Your task is to print all of the material verbatim.

---------- Data in this exercise

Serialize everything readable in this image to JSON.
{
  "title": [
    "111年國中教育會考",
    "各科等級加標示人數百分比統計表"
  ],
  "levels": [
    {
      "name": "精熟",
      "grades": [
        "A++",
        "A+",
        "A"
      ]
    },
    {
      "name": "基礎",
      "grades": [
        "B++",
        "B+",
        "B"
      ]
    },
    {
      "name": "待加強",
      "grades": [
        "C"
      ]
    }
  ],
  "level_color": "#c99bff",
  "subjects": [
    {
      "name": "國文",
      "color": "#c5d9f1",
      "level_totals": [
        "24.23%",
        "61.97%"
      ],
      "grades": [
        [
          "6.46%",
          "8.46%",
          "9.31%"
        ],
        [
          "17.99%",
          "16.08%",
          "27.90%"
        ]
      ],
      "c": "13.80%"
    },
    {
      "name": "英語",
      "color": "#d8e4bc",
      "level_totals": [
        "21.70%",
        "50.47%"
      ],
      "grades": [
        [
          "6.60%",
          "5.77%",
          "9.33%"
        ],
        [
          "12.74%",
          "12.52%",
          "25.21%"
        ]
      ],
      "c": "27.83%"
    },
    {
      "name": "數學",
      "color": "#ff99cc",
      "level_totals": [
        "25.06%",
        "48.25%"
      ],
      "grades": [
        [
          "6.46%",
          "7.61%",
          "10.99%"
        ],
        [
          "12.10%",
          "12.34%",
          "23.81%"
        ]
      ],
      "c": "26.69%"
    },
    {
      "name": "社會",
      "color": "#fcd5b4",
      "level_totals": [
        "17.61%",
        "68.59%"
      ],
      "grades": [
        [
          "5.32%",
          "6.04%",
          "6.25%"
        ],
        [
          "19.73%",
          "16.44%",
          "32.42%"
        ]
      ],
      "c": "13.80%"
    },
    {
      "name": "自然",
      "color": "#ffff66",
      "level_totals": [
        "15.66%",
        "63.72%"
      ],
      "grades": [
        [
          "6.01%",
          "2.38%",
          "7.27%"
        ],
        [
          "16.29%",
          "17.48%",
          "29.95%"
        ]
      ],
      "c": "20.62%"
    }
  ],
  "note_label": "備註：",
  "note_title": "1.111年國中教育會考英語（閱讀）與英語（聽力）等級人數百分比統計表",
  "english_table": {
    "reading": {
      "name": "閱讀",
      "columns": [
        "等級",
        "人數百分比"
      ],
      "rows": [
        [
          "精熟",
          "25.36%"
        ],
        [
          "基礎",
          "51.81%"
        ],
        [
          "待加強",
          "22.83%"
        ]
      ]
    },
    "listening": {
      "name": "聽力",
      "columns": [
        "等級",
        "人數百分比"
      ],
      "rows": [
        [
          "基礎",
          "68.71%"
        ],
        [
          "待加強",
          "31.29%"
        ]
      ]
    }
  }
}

--------------------

> **Solution to this problem**
Serialize everything readable in this image to JSON.
{
  "title": [
    "111年國中教育會考",
    "各科等級加標示人數百分比統計表"
  ],
  "levels": [
    {
      "name": "精熟",
      "grades": [
        "A++",
        "A+",
        "A"
      ]
    },
    {
      "name": "基礎",
      "grades": [
        "B++",
        "B+",
        "B"
      ]
    },
    {
      "name": "待加強",
      "grades": [
        "C"
      ]
    }
  ],
  "level_color": "#c99bff",
  "subjects": [
    {
      "name": "國文",
      "color": "#c5d9f1",
      "level_totals": [
        "24.23%",
        "61.97%"
      ],
      "grades": [
        [
          "6.46%",
          "8.46%",
          "9.31%"
        ],
        [
          "17.99%",
          "16.08%",
          "27.90%"
        ]
      ],
      "c": "13.80%"
    },
    {
      "name": "英語",
      "color": "#d8e4bc",
      "level_totals": [
        "21.70%",
        "50.47%"
      ],
      "grades": [
        [
          "6.60%",
          "5.77%",
          "9.33%"
        ],
        [
          "12.74%",
          "12.52%",
          "25.21%"
        ]
      ],
      "c": "27.83%"
    },
    {
      "name": "數學",
      "color": "#ff99cc",
      "level_totals": [
        "25.06%",
        "48.25%"
      ],
      "grades": [
        [
          "6.46%",
          "7.61%",
          "10.99%"
        ],
        [
          "12.10%",
          "12.34%",
          "23.81%"
        ]
      ],
      "c": "26.69%"
    },
    {
      "name": "社會",
      "color": "#fcd5b4",
      "level_totals": [
        "17.61%",
        "68.59%"
      ],
      "grades": [
        [
          "5.32%",
          "6.04%",
          "6.25%"
        ],
        [
          "19.73%",
          "16.44%",
          "32.42%"
        ]
      ],
      "c": "13.80%"
    },
    {
      "name": "自然",
      "color": "#ffff66",
      "level_totals": [
        "15.66%",
        "63.72%"
      ],
      "grades": [
        [
          "6.01%",
          "2.38%",
          "7.27%"
        ],
        [
          "16.29%",
          "17.48%",
          "29.95%"
        ]
      ],
      "c": "20.62%"
    }
  ],
  "note_label": "備註：",
  "note_title": "1.111年國中教育會考英語（閱讀）與英語（聽力）等級人數百分比統計表",
  "english_table": {
    "reading": {
      "name": "閱讀",
      "columns": [
        "等級",
        "人數百分比"
      ],
      "rows": [
        [
          "精熟",
          "25.36%"
        ],
        [
          "基礎",
          "51.81%"
        ],
        [
          "待加強",
          "22.83%"
        ]
      ]
    },
    "listening": {
      "name": "聽力",
      "columns": [
        "等級",
        "人數百分比"
      ],
      "rows": [
        [
          "基礎",
          "68.71%"
        ],
        [
          "待加強",
          "31.29%"
        ]
      ]
    }
  }
}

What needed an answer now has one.